To do
Look through the records that follow. Copy every line containing the word "Read".

───── Records to use

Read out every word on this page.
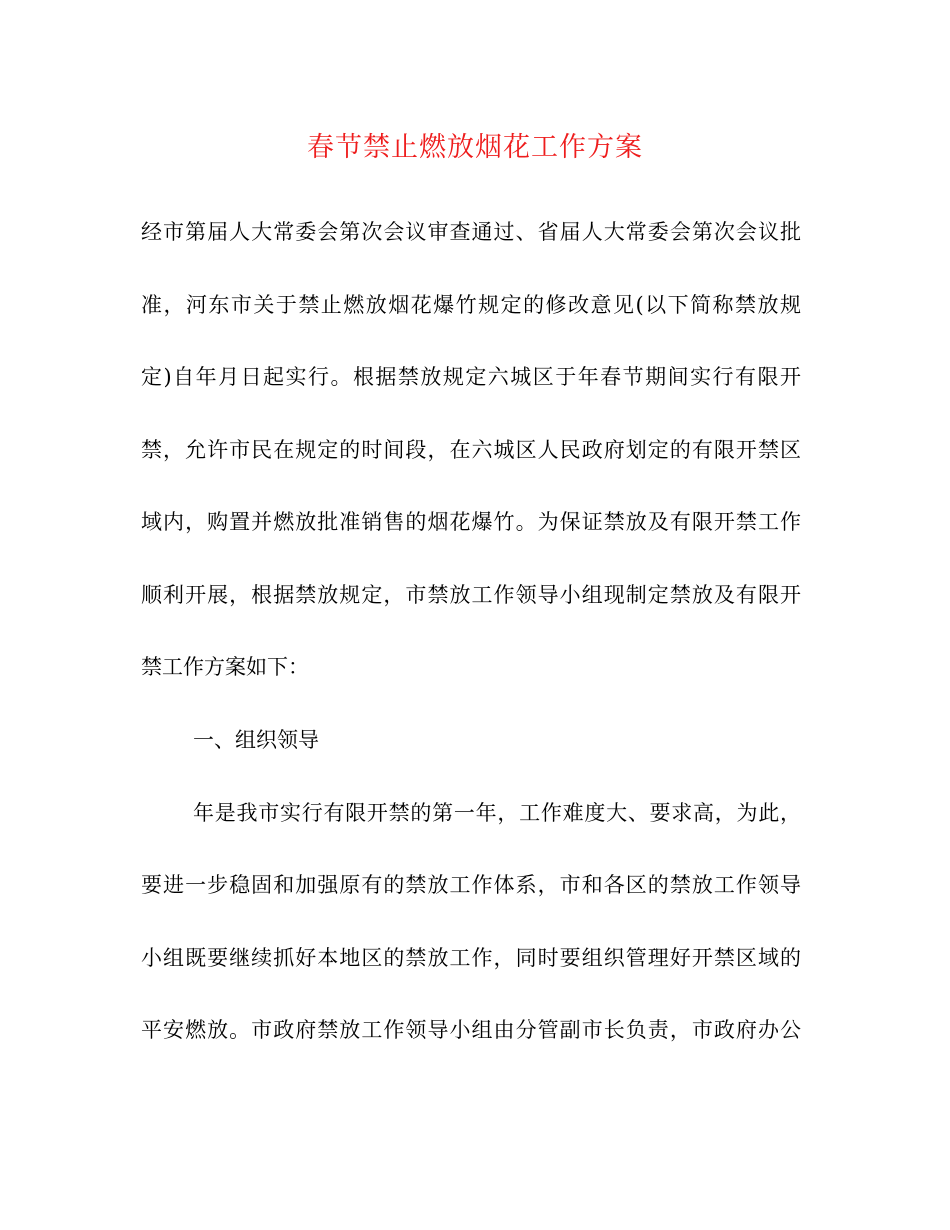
春节禁止燃放烟花工作方案
经市第届人大常委会第次会议审查通过、省届人大常委会第次会议批
准，河东市关于禁止燃放烟花爆竹规定的修改意见(以下简称禁放规
定)自年月日起实行。根据禁放规定六城区于年春节期间实行有限开
禁，允许市民在规定的时间段，在六城区人民政府划定的有限开禁区
域内，购置并燃放批准销售的烟花爆竹。为保证禁放及有限开禁工作
顺利开展，根据禁放规定，市禁放工作领导小组现制定禁放及有限开
禁工作方案如下：
一、组织领导
年是我市实行有限开禁的第一年，工作难度大、要求高，为此，
要进一步稳固和加强原有的禁放工作体系，市和各区的禁放工作领导
小组既要继续抓好本地区的禁放工作，同时要组织管理好开禁区域的
平安燃放。市政府禁放工作领导小组由分管副市长负责，市政府办公
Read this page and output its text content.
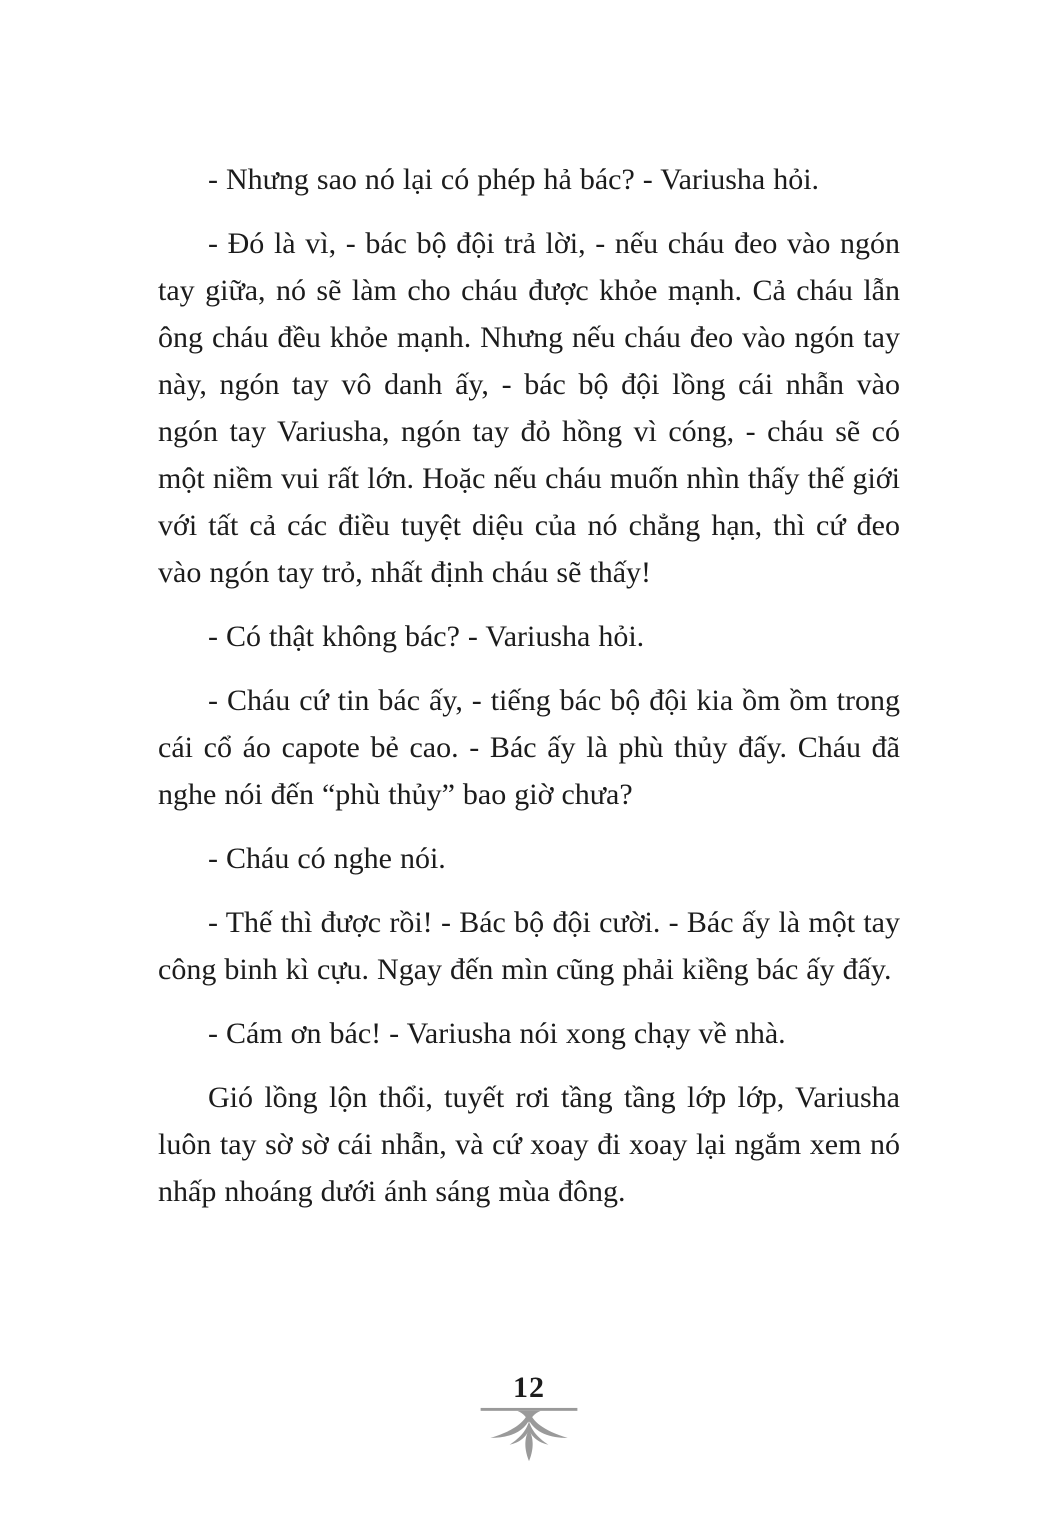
- Nhưng sao nó lại có phép hả bác? - Variusha hỏi.

- Đó là vì, - bác bộ đội trả lời, - nếu cháu đeo vào ngón tay giữa, nó sẽ làm cho cháu được khỏe mạnh. Cả cháu lẫn ông cháu đều khỏe mạnh. Nhưng nếu cháu đeo vào ngón tay này, ngón tay vô danh ấy, - bác bộ đội lồng cái nhẫn vào ngón tay Variusha, ngón tay đỏ hồng vì cóng, - cháu sẽ có một niềm vui rất lớn. Hoặc nếu cháu muốn nhìn thấy thế giới với tất cả các điều tuyệt diệu của nó chẳng hạn, thì cứ đeo vào ngón tay trỏ, nhất định cháu sẽ thấy!

- Có thật không bác? - Variusha hỏi.

- Cháu cứ tin bác ấy, - tiếng bác bộ đội kia ồm ồm trong cái cổ áo capote bẻ cao. - Bác ấy là phù thủy đấy. Cháu đã nghe nói đến “phù thủy” bao giờ chưa?

- Cháu có nghe nói.

- Thế thì được rồi! - Bác bộ đội cười. - Bác ấy là một tay công binh kì cựu. Ngay đến mìn cũng phải kiềng bác ấy đấy.

- Cám ơn bác! - Variusha nói xong chạy về nhà.

Gió lồng lộn thổi, tuyết rơi tầng tầng lớp lớp, Variusha luôn tay sờ sờ cái nhẫn, và cứ xoay đi xoay lại ngắm xem nó nhấp nhoáng dưới ánh sáng mùa đông.

12
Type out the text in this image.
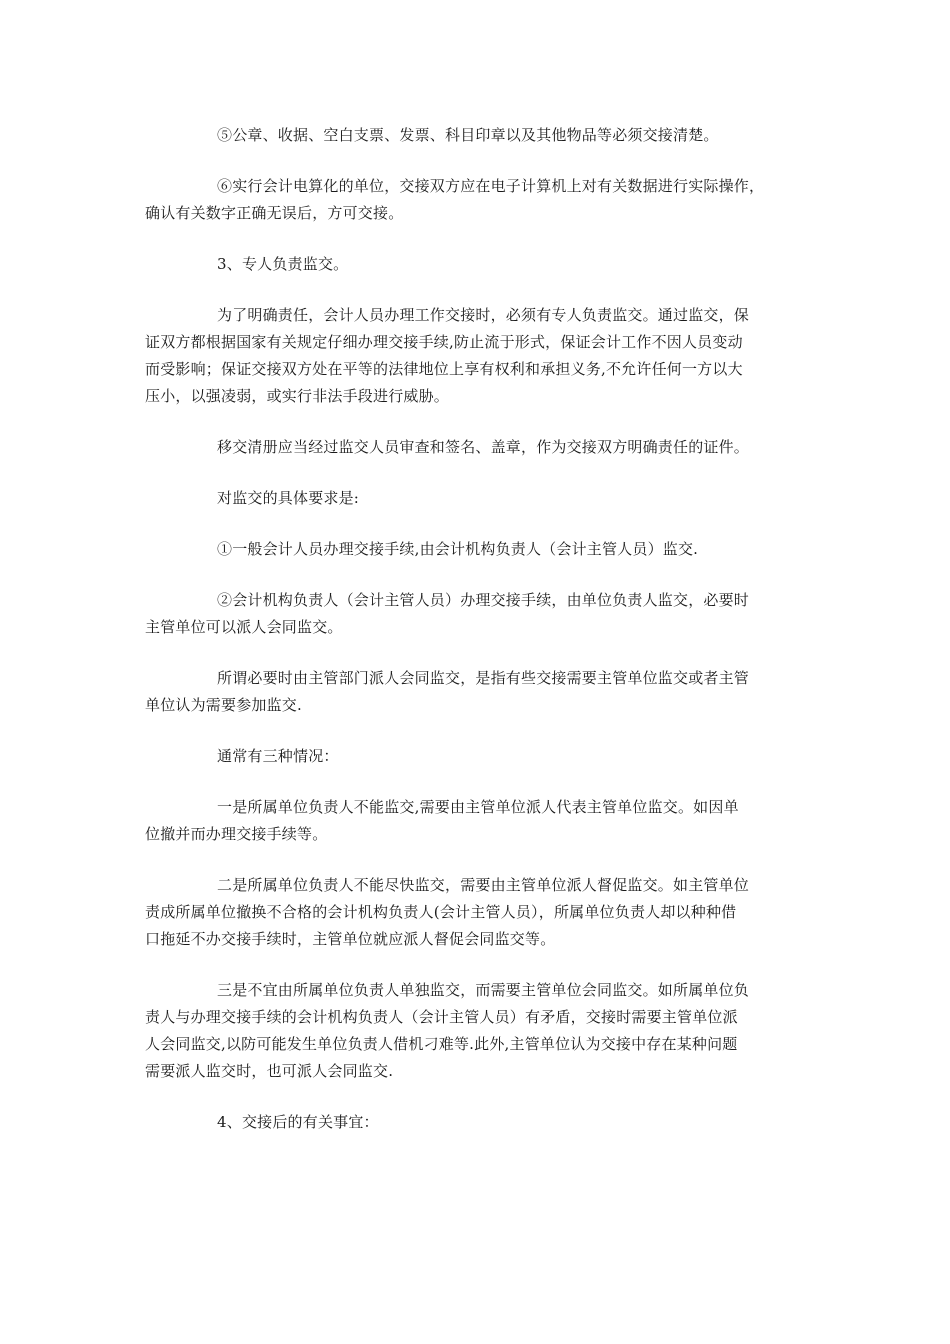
⑤公章、收据、空白支票、发票、科目印章以及其他物品等必须交接清楚。

⑥实行会计电算化的单位，交接双方应在电子计算机上对有关数据进行实际操作，
确认有关数字正确无误后，方可交接。

3、专人负责监交。

为了明确责任，会计人员办理工作交接时，必须有专人负责监交。通过监交，保
证双方都根据国家有关规定仔细办理交接手续,防止流于形式，保证会计工作不因人员变动
而受影响；保证交接双方处在平等的法律地位上享有权利和承担义务,不允许任何一方以大
压小，以强凌弱，或实行非法手段进行威胁。

移交清册应当经过监交人员审查和签名、盖章，作为交接双方明确责任的证件。

对监交的具体要求是:

①一般会计人员办理交接手续,由会计机构负责人（会计主管人员）监交.

②会计机构负责人（会计主管人员）办理交接手续，由单位负责人监交，必要时
主管单位可以派人会同监交。

所谓必要时由主管部门派人会同监交，是指有些交接需要主管单位监交或者主管
单位认为需要参加监交.

通常有三种情况：

一是所属单位负责人不能监交,需要由主管单位派人代表主管单位监交。如因单
位撤并而办理交接手续等。

二是所属单位负责人不能尽快监交，需要由主管单位派人督促监交。如主管单位
责成所属单位撤换不合格的会计机构负责人(会计主管人员），所属单位负责人却以种种借
口拖延不办交接手续时，主管单位就应派人督促会同监交等。

三是不宜由所属单位负责人单独监交，而需要主管单位会同监交。如所属单位负
责人与办理交接手续的会计机构负责人（会计主管人员）有矛盾，交接时需要主管单位派
人会同监交,以防可能发生单位负责人借机刁难等.此外,主管单位认为交接中存在某种问题
需要派人监交时，也可派人会同监交.

4、交接后的有关事宜：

──────────

Full solution
Read out every word on this page.
Read this page and output its text content.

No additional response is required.